» TASK OBJECTIVE
Copy out every line containing the word "Please".
....
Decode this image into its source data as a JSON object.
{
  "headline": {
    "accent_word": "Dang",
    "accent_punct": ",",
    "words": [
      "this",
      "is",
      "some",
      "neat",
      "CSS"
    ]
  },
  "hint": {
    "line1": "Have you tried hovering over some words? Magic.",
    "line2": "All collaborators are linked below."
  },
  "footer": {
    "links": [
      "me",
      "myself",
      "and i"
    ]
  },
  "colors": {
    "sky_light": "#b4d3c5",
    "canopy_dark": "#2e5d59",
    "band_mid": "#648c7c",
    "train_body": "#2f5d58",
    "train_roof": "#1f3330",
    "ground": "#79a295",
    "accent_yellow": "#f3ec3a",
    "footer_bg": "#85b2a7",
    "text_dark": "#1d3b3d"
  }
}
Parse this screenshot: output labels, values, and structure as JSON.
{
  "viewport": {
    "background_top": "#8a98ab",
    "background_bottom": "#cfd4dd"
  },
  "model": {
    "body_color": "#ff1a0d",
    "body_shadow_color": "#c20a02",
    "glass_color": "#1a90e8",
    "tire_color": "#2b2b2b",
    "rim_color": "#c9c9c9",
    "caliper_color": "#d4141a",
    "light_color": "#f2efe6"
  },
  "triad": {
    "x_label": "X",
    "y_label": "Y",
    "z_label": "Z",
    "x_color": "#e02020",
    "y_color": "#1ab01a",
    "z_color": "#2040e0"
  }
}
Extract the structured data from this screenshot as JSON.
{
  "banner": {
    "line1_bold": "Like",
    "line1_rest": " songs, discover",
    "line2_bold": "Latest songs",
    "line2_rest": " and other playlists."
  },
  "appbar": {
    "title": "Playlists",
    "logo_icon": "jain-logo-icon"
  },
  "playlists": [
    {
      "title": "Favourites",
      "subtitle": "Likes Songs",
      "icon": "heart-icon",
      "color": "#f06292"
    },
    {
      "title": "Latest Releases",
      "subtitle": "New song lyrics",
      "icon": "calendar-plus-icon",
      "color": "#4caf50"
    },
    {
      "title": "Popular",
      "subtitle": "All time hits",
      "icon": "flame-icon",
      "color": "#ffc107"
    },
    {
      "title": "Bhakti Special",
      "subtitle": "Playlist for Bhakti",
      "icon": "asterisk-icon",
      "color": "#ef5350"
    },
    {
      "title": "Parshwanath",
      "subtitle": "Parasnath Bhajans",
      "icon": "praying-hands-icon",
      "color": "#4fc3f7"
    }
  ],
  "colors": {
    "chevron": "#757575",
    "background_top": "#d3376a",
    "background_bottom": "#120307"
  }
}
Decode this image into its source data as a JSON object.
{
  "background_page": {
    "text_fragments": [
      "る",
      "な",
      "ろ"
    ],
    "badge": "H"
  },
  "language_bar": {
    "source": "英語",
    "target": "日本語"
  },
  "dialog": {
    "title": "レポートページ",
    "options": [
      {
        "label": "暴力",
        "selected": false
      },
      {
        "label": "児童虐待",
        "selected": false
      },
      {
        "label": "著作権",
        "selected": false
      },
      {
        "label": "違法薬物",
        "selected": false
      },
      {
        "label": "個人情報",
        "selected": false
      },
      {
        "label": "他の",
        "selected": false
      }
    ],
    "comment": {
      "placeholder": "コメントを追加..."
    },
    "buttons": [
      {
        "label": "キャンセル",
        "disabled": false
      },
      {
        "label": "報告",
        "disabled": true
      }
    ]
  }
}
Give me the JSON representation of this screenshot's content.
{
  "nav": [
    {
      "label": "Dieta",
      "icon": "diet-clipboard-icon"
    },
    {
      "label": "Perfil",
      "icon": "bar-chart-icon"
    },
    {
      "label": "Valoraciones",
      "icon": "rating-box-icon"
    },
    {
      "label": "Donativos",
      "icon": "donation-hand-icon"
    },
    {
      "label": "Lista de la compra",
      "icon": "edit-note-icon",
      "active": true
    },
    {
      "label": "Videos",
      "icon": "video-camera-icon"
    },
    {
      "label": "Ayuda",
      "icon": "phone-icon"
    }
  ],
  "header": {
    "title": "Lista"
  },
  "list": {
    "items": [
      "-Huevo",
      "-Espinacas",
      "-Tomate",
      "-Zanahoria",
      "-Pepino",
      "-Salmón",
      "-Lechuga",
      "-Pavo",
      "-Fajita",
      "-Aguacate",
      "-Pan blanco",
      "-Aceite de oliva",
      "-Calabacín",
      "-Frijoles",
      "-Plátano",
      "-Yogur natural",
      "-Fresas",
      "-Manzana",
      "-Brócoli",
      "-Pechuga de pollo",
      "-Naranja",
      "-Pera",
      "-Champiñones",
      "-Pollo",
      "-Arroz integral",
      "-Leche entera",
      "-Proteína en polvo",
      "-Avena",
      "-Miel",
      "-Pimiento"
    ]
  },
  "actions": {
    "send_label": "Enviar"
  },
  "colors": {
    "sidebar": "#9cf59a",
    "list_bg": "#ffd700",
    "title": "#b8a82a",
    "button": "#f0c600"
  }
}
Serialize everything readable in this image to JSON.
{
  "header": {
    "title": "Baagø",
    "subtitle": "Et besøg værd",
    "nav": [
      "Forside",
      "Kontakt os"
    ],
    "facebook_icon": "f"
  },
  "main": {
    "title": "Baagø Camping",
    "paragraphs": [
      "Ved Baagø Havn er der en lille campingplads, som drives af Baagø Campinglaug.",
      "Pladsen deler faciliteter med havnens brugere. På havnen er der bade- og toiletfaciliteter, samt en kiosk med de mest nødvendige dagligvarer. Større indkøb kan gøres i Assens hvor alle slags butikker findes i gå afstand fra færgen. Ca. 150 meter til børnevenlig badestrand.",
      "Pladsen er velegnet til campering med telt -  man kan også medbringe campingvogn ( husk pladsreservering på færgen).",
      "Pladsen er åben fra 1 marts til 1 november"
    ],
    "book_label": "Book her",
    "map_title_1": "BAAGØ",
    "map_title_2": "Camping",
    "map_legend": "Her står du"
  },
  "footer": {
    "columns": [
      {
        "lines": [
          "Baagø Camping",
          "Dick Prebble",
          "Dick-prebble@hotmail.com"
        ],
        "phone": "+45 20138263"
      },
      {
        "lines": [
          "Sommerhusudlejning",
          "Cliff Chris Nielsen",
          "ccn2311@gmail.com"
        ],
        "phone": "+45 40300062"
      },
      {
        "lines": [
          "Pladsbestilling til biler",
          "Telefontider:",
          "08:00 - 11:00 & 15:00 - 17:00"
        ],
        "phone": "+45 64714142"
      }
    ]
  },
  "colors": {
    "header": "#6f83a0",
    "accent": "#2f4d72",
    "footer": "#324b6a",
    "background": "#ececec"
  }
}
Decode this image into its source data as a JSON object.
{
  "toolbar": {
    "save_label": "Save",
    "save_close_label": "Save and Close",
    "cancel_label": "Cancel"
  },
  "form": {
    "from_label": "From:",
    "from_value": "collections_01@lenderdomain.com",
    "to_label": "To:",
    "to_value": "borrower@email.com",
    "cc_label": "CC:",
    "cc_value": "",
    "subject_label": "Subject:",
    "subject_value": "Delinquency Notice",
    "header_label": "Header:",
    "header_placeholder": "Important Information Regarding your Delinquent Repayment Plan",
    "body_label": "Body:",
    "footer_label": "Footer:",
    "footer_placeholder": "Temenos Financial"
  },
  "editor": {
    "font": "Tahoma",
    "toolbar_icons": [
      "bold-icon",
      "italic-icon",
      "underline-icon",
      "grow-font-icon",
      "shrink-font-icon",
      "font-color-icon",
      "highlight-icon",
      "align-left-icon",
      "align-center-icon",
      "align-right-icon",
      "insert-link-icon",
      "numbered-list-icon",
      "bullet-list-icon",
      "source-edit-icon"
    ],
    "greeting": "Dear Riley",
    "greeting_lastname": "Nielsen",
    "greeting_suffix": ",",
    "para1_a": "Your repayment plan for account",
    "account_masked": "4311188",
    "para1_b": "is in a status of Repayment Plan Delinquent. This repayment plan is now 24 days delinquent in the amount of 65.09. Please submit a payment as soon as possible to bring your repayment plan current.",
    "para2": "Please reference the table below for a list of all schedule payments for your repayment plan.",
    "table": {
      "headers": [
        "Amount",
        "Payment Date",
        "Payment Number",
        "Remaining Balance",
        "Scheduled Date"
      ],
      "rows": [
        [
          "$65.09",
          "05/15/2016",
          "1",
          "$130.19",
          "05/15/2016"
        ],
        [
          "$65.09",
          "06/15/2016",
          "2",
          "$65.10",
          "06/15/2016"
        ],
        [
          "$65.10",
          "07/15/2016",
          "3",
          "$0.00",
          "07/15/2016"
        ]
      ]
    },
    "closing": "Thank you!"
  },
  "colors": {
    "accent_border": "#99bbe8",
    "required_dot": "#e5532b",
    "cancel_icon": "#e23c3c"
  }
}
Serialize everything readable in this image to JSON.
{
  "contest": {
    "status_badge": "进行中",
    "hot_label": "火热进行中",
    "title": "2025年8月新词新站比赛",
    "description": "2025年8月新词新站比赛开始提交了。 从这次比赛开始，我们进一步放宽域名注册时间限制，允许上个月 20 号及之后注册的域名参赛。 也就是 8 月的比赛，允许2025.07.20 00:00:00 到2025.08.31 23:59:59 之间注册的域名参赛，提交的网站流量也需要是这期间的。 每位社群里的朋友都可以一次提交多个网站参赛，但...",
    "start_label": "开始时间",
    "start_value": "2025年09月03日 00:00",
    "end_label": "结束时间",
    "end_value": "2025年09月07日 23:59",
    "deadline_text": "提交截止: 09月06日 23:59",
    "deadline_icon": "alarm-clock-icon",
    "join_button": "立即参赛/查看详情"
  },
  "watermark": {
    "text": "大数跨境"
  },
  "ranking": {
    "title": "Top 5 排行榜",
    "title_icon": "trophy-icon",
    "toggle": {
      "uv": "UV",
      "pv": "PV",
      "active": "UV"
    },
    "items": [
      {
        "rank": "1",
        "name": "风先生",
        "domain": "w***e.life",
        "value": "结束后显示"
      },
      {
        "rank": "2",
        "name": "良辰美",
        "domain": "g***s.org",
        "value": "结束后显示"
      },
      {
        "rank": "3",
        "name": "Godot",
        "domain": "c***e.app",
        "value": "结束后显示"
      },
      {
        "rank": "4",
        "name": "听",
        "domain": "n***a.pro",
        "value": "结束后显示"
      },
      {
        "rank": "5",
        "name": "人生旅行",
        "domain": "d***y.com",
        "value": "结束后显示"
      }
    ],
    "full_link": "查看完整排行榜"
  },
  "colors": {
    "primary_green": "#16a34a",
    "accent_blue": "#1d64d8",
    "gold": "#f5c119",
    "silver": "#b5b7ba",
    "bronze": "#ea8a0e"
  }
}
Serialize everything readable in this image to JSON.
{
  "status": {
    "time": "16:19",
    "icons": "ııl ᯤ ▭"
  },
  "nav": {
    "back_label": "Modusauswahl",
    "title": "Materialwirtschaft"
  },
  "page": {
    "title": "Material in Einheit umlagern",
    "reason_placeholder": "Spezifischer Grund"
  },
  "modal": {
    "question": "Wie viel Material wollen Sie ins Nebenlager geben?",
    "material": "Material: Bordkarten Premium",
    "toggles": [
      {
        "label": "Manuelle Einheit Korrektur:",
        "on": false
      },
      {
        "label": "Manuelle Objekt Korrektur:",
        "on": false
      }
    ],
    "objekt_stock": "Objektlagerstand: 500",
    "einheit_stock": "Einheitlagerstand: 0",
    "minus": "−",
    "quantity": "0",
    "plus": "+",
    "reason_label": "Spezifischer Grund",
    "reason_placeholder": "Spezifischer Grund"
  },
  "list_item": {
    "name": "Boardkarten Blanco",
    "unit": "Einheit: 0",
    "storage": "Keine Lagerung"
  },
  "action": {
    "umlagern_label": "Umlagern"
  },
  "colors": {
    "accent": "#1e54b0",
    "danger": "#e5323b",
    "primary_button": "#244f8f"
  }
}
....
» RESULT OF THIS EXERCISE
    "para1_b": "is in a status of Repayment Plan Delinquent. This repayment plan is now 24 days delinquent in the amount of 65.09. Please submit a payment as soon as possible to bring your repayment plan current.",
    "para2": "Please reference the table below for a list of all schedule payments for your repayment plan.",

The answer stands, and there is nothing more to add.